## Input rows
########################################
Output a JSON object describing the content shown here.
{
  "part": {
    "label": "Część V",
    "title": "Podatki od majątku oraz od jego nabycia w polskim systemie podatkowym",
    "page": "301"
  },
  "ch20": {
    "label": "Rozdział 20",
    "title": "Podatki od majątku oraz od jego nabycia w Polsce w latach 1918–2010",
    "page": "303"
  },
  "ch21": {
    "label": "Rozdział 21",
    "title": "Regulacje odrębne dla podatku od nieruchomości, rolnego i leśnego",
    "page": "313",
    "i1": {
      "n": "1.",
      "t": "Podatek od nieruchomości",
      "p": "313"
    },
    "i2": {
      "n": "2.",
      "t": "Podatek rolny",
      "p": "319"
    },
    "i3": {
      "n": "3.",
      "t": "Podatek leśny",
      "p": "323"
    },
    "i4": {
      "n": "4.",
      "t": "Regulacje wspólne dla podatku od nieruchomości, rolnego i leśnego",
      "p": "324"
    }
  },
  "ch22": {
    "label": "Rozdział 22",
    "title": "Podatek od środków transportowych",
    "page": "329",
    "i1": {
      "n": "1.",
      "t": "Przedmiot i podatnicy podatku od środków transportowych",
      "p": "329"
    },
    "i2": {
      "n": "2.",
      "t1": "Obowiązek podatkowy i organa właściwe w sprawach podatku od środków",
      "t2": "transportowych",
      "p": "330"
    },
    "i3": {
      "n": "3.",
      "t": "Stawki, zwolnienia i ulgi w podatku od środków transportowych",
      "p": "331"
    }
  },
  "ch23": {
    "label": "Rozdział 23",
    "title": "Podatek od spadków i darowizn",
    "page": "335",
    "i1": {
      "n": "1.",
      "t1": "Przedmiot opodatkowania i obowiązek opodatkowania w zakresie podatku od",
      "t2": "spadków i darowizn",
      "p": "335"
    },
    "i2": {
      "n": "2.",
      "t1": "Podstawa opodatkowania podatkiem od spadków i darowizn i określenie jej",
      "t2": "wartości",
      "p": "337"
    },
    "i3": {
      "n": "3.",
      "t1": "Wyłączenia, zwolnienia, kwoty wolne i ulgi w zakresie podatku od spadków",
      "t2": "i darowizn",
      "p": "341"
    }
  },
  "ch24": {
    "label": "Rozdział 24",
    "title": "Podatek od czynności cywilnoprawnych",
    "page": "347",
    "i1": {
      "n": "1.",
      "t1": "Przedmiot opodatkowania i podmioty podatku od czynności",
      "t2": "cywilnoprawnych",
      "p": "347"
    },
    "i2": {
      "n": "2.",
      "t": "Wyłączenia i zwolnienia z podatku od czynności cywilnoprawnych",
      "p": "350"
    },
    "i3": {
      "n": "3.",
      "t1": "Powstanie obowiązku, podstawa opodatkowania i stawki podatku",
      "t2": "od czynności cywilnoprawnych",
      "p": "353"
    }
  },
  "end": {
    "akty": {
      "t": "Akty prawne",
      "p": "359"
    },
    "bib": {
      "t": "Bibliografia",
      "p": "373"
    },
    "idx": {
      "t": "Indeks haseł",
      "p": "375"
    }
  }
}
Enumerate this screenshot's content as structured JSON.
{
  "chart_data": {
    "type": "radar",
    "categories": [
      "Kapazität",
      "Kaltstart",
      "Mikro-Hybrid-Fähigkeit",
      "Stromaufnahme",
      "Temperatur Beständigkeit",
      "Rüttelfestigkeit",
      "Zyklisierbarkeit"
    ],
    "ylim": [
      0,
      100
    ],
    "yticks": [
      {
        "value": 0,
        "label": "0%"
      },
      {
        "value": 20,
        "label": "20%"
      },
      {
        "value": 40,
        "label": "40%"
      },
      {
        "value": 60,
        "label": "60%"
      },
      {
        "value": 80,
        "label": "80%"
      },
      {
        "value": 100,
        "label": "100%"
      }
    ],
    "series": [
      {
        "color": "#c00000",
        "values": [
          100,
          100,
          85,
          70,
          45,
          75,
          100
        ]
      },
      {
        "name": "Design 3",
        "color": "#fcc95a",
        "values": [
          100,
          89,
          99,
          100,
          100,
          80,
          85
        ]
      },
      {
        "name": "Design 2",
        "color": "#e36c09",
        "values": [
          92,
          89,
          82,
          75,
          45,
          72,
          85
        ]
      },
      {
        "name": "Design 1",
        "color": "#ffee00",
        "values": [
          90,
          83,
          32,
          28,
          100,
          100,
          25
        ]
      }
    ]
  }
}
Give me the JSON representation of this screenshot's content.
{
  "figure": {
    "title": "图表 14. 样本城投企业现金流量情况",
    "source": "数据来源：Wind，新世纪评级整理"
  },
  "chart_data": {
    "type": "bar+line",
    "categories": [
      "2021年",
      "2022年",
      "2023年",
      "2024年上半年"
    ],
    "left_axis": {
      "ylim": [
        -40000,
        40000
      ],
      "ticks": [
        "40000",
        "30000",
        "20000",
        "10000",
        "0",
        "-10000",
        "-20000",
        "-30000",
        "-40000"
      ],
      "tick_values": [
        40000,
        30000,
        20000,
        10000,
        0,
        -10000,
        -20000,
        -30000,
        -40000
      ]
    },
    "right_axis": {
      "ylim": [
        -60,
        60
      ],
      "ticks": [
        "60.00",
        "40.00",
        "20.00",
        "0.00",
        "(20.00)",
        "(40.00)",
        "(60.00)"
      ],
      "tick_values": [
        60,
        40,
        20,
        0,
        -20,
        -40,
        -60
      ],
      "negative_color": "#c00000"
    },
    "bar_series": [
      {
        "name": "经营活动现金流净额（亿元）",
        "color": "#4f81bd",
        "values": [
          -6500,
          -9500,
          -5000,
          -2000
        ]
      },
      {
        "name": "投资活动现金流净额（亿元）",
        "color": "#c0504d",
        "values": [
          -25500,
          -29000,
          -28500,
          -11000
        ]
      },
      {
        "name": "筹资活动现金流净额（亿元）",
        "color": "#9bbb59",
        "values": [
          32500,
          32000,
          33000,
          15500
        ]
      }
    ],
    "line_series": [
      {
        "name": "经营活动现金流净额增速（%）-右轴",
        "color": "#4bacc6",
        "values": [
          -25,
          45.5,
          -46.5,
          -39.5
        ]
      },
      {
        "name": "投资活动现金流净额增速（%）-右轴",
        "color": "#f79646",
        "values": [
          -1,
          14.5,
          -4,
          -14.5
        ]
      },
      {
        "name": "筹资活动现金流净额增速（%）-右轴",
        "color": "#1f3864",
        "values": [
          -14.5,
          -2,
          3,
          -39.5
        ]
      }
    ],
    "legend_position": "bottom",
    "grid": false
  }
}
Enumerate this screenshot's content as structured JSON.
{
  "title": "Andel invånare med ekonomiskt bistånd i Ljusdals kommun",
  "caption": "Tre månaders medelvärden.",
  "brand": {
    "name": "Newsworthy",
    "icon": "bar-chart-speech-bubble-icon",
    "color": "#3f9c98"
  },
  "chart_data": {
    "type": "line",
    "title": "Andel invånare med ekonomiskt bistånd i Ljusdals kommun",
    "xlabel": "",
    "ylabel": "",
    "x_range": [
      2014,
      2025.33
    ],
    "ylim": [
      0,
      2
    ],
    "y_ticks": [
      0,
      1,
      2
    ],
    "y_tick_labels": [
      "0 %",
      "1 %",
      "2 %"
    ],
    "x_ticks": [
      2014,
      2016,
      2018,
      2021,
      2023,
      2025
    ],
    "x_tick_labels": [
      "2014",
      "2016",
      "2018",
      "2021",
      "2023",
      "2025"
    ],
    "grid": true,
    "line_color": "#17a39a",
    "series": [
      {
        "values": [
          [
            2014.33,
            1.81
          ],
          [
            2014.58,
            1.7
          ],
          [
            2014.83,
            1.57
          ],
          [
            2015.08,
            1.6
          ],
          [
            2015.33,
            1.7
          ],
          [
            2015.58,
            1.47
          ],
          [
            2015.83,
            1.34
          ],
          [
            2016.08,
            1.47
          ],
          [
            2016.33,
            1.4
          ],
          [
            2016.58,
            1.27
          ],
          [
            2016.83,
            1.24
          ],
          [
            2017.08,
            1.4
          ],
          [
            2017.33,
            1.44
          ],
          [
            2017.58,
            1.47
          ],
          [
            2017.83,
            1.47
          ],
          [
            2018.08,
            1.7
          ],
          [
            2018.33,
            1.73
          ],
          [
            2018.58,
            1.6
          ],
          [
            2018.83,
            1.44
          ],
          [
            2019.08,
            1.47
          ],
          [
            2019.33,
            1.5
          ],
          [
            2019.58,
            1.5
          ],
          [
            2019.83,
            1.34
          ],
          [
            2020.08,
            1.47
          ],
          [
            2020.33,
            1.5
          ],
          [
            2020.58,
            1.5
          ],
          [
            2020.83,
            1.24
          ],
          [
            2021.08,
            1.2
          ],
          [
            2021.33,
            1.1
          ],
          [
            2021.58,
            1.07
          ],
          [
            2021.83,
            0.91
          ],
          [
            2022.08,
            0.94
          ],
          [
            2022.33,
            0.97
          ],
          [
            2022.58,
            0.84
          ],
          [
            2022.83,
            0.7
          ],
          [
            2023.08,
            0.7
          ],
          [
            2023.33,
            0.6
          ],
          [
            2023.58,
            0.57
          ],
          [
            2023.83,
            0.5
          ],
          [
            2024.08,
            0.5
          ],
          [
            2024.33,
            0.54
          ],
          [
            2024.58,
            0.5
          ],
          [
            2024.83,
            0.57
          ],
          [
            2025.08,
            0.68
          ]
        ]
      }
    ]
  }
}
########################################
## Set task
Find each line in the records holding the string "Przedmiot" and show it.

## Finished task
      "t": "Przedmiot i podatnicy podatku od środków transportowych",
      "t1": "Przedmiot opodatkowania i obowiązek opodatkowania w zakresie podatku od",
      "t1": "Przedmiot opodatkowania i podmioty podatku od czynności",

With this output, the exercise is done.